__What you are asked to do__.
Quote all of the entries word for word.

__Extracted data__.
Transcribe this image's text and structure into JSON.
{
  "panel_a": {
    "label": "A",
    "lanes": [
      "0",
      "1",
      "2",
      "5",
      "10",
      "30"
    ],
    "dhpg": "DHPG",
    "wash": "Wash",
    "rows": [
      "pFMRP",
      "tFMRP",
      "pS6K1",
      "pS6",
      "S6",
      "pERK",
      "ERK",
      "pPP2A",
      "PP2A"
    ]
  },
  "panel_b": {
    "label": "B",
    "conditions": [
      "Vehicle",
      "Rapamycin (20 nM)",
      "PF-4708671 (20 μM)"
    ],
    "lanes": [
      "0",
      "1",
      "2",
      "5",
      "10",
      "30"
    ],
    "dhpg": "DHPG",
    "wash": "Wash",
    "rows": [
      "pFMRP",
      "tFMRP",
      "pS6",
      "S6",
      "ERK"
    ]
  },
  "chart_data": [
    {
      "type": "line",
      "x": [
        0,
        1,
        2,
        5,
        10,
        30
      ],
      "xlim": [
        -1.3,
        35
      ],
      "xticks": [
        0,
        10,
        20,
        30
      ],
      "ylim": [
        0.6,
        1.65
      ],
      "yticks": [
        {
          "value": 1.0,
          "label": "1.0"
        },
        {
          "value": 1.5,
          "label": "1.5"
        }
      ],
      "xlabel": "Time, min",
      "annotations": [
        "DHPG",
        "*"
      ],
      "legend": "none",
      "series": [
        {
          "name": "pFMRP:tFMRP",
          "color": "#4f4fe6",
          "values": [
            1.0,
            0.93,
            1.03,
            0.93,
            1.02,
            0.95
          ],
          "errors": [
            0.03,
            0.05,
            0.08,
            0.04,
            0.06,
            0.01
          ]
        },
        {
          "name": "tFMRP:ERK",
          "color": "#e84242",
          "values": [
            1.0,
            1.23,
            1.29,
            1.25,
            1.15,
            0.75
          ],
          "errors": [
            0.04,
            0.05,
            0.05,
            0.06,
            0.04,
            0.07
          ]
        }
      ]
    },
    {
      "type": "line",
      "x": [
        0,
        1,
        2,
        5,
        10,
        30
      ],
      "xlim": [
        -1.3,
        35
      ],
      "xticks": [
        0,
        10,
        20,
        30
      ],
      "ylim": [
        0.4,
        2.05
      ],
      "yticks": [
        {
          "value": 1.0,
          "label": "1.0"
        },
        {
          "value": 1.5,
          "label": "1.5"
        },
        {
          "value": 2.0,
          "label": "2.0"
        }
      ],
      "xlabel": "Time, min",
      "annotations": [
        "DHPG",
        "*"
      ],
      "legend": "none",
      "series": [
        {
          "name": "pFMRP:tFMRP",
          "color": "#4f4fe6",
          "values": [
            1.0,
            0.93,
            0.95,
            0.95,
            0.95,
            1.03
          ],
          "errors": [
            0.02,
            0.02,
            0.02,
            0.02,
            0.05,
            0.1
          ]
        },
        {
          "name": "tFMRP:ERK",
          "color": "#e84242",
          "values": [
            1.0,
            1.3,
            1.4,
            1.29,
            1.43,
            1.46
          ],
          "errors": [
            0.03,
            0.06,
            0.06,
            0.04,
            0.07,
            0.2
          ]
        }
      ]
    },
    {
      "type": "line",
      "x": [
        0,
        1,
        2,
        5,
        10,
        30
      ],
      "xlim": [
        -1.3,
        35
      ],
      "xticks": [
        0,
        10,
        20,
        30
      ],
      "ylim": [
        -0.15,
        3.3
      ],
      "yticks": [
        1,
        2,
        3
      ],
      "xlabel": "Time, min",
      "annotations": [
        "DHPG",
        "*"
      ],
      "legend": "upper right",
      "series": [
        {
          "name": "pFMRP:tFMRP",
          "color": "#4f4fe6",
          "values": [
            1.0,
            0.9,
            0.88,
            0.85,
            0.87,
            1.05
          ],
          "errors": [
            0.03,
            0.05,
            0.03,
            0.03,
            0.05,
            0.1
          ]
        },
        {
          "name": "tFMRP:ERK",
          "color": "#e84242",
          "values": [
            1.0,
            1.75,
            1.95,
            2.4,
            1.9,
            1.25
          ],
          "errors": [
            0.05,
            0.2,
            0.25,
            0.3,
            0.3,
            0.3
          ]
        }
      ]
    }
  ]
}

__Output below__.
Transcribe this image's text and structure into JSON.
{
  "panel_a": {
    "label": "A",
    "lanes": [
      "0",
      "1",
      "2",
      "5",
      "10",
      "30"
    ],
    "dhpg": "DHPG",
    "wash": "Wash",
    "rows": [
      "pFMRP",
      "tFMRP",
      "pS6K1",
      "pS6",
      "S6",
      "pERK",
      "ERK",
      "pPP2A",
      "PP2A"
    ]
  },
  "panel_b": {
    "label": "B",
    "conditions": [
      "Vehicle",
      "Rapamycin (20 nM)",
      "PF-4708671 (20 μM)"
    ],
    "lanes": [
      "0",
      "1",
      "2",
      "5",
      "10",
      "30"
    ],
    "dhpg": "DHPG",
    "wash": "Wash",
    "rows": [
      "pFMRP",
      "tFMRP",
      "pS6",
      "S6",
      "ERK"
    ]
  },
  "chart_data": [
    {
      "type": "line",
      "x": [
        0,
        1,
        2,
        5,
        10,
        30
      ],
      "xlim": [
        -1.3,
        35
      ],
      "xticks": [
        0,
        10,
        20,
        30
      ],
      "ylim": [
        0.6,
        1.65
      ],
      "yticks": [
        {
          "value": 1.0,
          "label": "1.0"
        },
        {
          "value": 1.5,
          "label": "1.5"
        }
      ],
      "xlabel": "Time, min",
      "annotations": [
        "DHPG",
        "*"
      ],
      "legend": "none",
      "series": [
        {
          "name": "pFMRP:tFMRP",
          "color": "#4f4fe6",
          "values": [
            1.0,
            0.93,
            1.03,
            0.93,
            1.02,
            0.95
          ],
          "errors": [
            0.03,
            0.05,
            0.08,
            0.04,
            0.06,
            0.01
          ]
        },
        {
          "name": "tFMRP:ERK",
          "color": "#e84242",
          "values": [
            1.0,
            1.23,
            1.29,
            1.25,
            1.15,
            0.75
          ],
          "errors": [
            0.04,
            0.05,
            0.05,
            0.06,
            0.04,
            0.07
          ]
        }
      ]
    },
    {
      "type": "line",
      "x": [
        0,
        1,
        2,
        5,
        10,
        30
      ],
      "xlim": [
        -1.3,
        35
      ],
      "xticks": [
        0,
        10,
        20,
        30
      ],
      "ylim": [
        0.4,
        2.05
      ],
      "yticks": [
        {
          "value": 1.0,
          "label": "1.0"
        },
        {
          "value": 1.5,
          "label": "1.5"
        },
        {
          "value": 2.0,
          "label": "2.0"
        }
      ],
      "xlabel": "Time, min",
      "annotations": [
        "DHPG",
        "*"
      ],
      "legend": "none",
      "series": [
        {
          "name": "pFMRP:tFMRP",
          "color": "#4f4fe6",
          "values": [
            1.0,
            0.93,
            0.95,
            0.95,
            0.95,
            1.03
          ],
          "errors": [
            0.02,
            0.02,
            0.02,
            0.02,
            0.05,
            0.1
          ]
        },
        {
          "name": "tFMRP:ERK",
          "color": "#e84242",
          "values": [
            1.0,
            1.3,
            1.4,
            1.29,
            1.43,
            1.46
          ],
          "errors": [
            0.03,
            0.06,
            0.06,
            0.04,
            0.07,
            0.2
          ]
        }
      ]
    },
    {
      "type": "line",
      "x": [
        0,
        1,
        2,
        5,
        10,
        30
      ],
      "xlim": [
        -1.3,
        35
      ],
      "xticks": [
        0,
        10,
        20,
        30
      ],
      "ylim": [
        -0.15,
        3.3
      ],
      "yticks": [
        1,
        2,
        3
      ],
      "xlabel": "Time, min",
      "annotations": [
        "DHPG",
        "*"
      ],
      "legend": "upper right",
      "series": [
        {
          "name": "pFMRP:tFMRP",
          "color": "#4f4fe6",
          "values": [
            1.0,
            0.9,
            0.88,
            0.85,
            0.87,
            1.05
          ],
          "errors": [
            0.03,
            0.05,
            0.03,
            0.03,
            0.05,
            0.1
          ]
        },
        {
          "name": "tFMRP:ERK",
          "color": "#e84242",
          "values": [
            1.0,
            1.75,
            1.95,
            2.4,
            1.9,
            1.25
          ],
          "errors": [
            0.05,
            0.2,
            0.25,
            0.3,
            0.3,
            0.3
          ]
        }
      ]
    }
  ]
}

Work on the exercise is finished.